----- INPUT FOR THIS TASK -----

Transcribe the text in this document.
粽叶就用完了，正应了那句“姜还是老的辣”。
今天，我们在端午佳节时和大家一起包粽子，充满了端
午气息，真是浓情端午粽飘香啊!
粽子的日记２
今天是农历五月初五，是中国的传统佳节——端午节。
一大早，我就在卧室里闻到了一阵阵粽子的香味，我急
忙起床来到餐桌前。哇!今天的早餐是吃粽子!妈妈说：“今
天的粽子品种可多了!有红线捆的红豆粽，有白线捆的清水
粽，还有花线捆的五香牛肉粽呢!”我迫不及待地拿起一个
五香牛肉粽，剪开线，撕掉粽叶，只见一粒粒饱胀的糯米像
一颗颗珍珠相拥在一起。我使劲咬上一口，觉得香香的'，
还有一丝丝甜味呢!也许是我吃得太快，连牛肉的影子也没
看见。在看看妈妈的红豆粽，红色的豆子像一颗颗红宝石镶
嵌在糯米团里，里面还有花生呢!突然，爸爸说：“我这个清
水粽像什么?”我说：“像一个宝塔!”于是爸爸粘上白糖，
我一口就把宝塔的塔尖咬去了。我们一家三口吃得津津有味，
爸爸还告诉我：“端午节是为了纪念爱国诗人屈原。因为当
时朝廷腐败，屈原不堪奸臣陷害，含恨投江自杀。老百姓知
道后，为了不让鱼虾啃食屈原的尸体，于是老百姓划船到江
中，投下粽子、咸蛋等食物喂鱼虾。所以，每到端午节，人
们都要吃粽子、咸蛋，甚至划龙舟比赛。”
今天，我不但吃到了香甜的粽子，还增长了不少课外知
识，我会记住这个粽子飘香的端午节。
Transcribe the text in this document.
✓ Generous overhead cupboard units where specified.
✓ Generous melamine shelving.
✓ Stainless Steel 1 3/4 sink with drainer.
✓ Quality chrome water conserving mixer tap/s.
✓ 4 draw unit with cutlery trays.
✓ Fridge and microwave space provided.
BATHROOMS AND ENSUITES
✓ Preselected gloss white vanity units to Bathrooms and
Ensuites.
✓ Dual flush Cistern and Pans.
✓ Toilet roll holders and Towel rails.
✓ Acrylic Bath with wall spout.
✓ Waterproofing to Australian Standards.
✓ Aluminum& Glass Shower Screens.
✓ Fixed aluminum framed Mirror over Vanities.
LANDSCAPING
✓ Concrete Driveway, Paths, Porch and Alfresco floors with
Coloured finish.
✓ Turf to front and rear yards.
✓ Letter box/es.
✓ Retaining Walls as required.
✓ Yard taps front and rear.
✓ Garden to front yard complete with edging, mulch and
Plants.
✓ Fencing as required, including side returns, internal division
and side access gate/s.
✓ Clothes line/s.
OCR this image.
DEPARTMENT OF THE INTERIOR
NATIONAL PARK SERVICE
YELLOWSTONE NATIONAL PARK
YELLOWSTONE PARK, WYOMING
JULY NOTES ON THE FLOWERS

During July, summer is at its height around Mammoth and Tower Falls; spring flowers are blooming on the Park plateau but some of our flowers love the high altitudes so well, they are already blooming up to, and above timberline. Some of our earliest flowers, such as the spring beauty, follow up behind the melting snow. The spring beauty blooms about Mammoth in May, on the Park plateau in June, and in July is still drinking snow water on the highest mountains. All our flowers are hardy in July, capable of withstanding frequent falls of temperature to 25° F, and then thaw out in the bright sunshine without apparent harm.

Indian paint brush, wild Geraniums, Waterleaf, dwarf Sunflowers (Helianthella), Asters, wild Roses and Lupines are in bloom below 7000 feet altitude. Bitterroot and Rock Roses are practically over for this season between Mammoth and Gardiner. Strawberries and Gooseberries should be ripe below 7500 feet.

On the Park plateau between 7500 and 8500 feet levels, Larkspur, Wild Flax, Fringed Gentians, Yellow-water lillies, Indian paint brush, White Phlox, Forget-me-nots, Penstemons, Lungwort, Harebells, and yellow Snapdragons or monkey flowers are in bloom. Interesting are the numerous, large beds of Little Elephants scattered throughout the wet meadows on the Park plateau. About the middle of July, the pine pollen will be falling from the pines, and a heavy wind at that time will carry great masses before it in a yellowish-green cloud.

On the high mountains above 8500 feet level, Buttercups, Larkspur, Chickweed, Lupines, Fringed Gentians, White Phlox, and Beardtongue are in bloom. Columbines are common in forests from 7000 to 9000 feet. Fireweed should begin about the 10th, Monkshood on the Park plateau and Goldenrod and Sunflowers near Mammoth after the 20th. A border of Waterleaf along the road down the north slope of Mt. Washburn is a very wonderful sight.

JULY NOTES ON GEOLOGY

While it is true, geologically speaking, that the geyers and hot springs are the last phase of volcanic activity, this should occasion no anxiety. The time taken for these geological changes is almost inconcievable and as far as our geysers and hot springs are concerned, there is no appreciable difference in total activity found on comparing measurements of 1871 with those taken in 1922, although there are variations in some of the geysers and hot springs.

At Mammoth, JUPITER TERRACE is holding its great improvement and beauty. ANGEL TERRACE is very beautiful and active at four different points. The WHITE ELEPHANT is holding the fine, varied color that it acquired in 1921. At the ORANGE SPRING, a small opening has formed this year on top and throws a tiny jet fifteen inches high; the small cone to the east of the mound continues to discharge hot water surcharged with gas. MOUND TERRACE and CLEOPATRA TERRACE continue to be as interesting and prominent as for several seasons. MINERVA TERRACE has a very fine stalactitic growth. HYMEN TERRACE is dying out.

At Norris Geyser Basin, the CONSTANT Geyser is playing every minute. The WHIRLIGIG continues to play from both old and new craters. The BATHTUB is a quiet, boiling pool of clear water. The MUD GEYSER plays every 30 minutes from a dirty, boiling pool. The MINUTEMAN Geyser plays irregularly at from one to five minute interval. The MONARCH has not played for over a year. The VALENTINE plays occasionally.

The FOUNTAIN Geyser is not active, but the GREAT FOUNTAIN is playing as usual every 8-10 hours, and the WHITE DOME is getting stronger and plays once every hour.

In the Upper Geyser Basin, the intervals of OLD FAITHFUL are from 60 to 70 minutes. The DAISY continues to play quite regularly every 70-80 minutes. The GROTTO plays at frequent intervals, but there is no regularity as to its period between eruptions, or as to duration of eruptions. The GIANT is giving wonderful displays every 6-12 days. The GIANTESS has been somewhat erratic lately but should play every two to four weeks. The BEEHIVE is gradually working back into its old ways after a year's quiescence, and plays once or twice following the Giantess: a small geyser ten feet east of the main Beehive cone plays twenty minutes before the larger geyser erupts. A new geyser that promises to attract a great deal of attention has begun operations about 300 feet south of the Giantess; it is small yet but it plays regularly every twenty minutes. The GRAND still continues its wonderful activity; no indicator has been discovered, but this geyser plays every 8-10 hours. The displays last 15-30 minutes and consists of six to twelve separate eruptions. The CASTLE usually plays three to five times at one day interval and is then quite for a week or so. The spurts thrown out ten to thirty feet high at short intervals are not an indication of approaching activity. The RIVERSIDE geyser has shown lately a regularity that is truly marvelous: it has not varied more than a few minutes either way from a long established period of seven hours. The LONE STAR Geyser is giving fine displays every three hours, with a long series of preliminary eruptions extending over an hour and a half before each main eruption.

-----

### WRITTEN TASK
Without changing a word, restate the whole listing.

### ANSWER IN FULL
Transcribe the text in this document.
粽叶就用完了，正应了那句“姜还是老的辣”。
今天，我们在端午佳节时和大家一起包粽子，充满了端
午气息，真是浓情端午粽飘香啊!
粽子的日记２
今天是农历五月初五，是中国的传统佳节——端午节。
一大早，我就在卧室里闻到了一阵阵粽子的香味，我急
忙起床来到餐桌前。哇!今天的早餐是吃粽子!妈妈说：“今
天的粽子品种可多了!有红线捆的红豆粽，有白线捆的清水
粽，还有花线捆的五香牛肉粽呢!”我迫不及待地拿起一个
五香牛肉粽，剪开线，撕掉粽叶，只见一粒粒饱胀的糯米像
一颗颗珍珠相拥在一起。我使劲咬上一口，觉得香香的'，
还有一丝丝甜味呢!也许是我吃得太快，连牛肉的影子也没
看见。在看看妈妈的红豆粽，红色的豆子像一颗颗红宝石镶
嵌在糯米团里，里面还有花生呢!突然，爸爸说：“我这个清
水粽像什么?”我说：“像一个宝塔!”于是爸爸粘上白糖，
我一口就把宝塔的塔尖咬去了。我们一家三口吃得津津有味，
爸爸还告诉我：“端午节是为了纪念爱国诗人屈原。因为当
时朝廷腐败，屈原不堪奸臣陷害，含恨投江自杀。老百姓知
道后，为了不让鱼虾啃食屈原的尸体，于是老百姓划船到江
中，投下粽子、咸蛋等食物喂鱼虾。所以，每到端午节，人
们都要吃粽子、咸蛋，甚至划龙舟比赛。”
今天，我不但吃到了香甜的粽子，还增长了不少课外知
识，我会记住这个粽子飘香的端午节。
Transcribe the text in this document.
✓ Generous overhead cupboard units where specified.
✓ Generous melamine shelving.
✓ Stainless Steel 1 3/4 sink with drainer.
✓ Quality chrome water conserving mixer tap/s.
✓ 4 draw unit with cutlery trays.
✓ Fridge and microwave space provided.
BATHROOMS AND ENSUITES
✓ Preselected gloss white vanity units to Bathrooms and
Ensuites.
✓ Dual flush Cistern and Pans.
✓ Toilet roll holders and Towel rails.
✓ Acrylic Bath with wall spout.
✓ Waterproofing to Australian Standards.
✓ Aluminum& Glass Shower Screens.
✓ Fixed aluminum framed Mirror over Vanities.
LANDSCAPING
✓ Concrete Driveway, Paths, Porch and Alfresco floors with
Coloured finish.
✓ Turf to front and rear yards.
✓ Letter box/es.
✓ Retaining Walls as required.
✓ Yard taps front and rear.
✓ Garden to front yard complete with edging, mulch and
Plants.
✓ Fencing as required, including side returns, internal division
and side access gate/s.
✓ Clothes line/s.
OCR this image.
DEPARTMENT OF THE INTERIOR
NATIONAL PARK SERVICE
YELLOWSTONE NATIONAL PARK
YELLOWSTONE PARK, WYOMING
JULY NOTES ON THE FLOWERS

During July, summer is at its height around Mammoth and Tower Falls; spring flowers are blooming on the Park plateau but some of our flowers love the high altitudes so well, they are already blooming up to, and above timberline. Some of our earliest flowers, such as the spring beauty, follow up behind the melting snow. The spring beauty blooms about Mammoth in May, on the Park plateau in June, and in July is still drinking snow water on the highest mountains. All our flowers are hardy in July, capable of withstanding frequent falls of temperature to 25° F, and then thaw out in the bright sunshine without apparent harm.

Indian paint brush, wild Geraniums, Waterleaf, dwarf Sunflowers (Helianthella), Asters, wild Roses and Lupines are in bloom below 7000 feet altitude. Bitterroot and Rock Roses are practically over for this season between Mammoth and Gardiner. Strawberries and Gooseberries should be ripe below 7500 feet.

On the Park plateau between 7500 and 8500 feet levels, Larkspur, Wild Flax, Fringed Gentians, Yellow-water lillies, Indian paint brush, White Phlox, Forget-me-nots, Penstemons, Lungwort, Harebells, and yellow Snapdragons or monkey flowers are in bloom. Interesting are the numerous, large beds of Little Elephants scattered throughout the wet meadows on the Park plateau. About the middle of July, the pine pollen will be falling from the pines, and a heavy wind at that time will carry great masses before it in a yellowish-green cloud.

On the high mountains above 8500 feet level, Buttercups, Larkspur, Chickweed, Lupines, Fringed Gentians, White Phlox, and Beardtongue are in bloom. Columbines are common in forests from 7000 to 9000 feet. Fireweed should begin about the 10th, Monkshood on the Park plateau and Goldenrod and Sunflowers near Mammoth after the 20th. A border of Waterleaf along the road down the north slope of Mt. Washburn is a very wonderful sight.

JULY NOTES ON GEOLOGY

While it is true, geologically speaking, that the geyers and hot springs are the last phase of volcanic activity, this should occasion no anxiety. The time taken for these geological changes is almost inconcievable and as far as our geysers and hot springs are concerned, there is no appreciable difference in total activity found on comparing measurements of 1871 with those taken in 1922, although there are variations in some of the geysers and hot springs.

At Mammoth, JUPITER TERRACE is holding its great improvement and beauty. ANGEL TERRACE is very beautiful and active at four different points. The WHITE ELEPHANT is holding the fine, varied color that it acquired in 1921. At the ORANGE SPRING, a small opening has formed this year on top and throws a tiny jet fifteen inches high; the small cone to the east of the mound continues to discharge hot water surcharged with gas. MOUND TERRACE and CLEOPATRA TERRACE continue to be as interesting and prominent as for several seasons. MINERVA TERRACE has a very fine stalactitic growth. HYMEN TERRACE is dying out.

At Norris Geyser Basin, the CONSTANT Geyser is playing every minute. The WHIRLIGIG continues to play from both old and new craters. The BATHTUB is a quiet, boiling pool of clear water. The MUD GEYSER plays every 30 minutes from a dirty, boiling pool. The MINUTEMAN Geyser plays irregularly at from one to five minute interval. The MONARCH has not played for over a year. The VALENTINE plays occasionally.

The FOUNTAIN Geyser is not active, but the GREAT FOUNTAIN is playing as usual every 8-10 hours, and the WHITE DOME is getting stronger and plays once every hour.

In the Upper Geyser Basin, the intervals of OLD FAITHFUL are from 60 to 70 minutes. The DAISY continues to play quite regularly every 70-80 minutes. The GROTTO plays at frequent intervals, but there is no regularity as to its period between eruptions, or as to duration of eruptions. The GIANT is giving wonderful displays every 6-12 days. The GIANTESS has been somewhat erratic lately but should play every two to four weeks. The BEEHIVE is gradually working back into its old ways after a year's quiescence, and plays once or twice following the Giantess: a small geyser ten feet east of the main Beehive cone plays twenty minutes before the larger geyser erupts. A new geyser that promises to attract a great deal of attention has begun operations about 300 feet south of the Giantess; it is small yet but it plays regularly every twenty minutes. The GRAND still continues its wonderful activity; no indicator has been discovered, but this geyser plays every 8-10 hours. The displays last 15-30 minutes and consists of six to twelve separate eruptions. The CASTLE usually plays three to five times at one day interval and is then quite for a week or so. The spurts thrown out ten to thirty feet high at short intervals are not an indication of approaching activity. The RIVERSIDE geyser has shown lately a regularity that is truly marvelous: it has not varied more than a few minutes either way from a long established period of seven hours. The LONE STAR Geyser is giving fine displays every three hours, with a long series of preliminary eruptions extending over an hour and a half before each main eruption.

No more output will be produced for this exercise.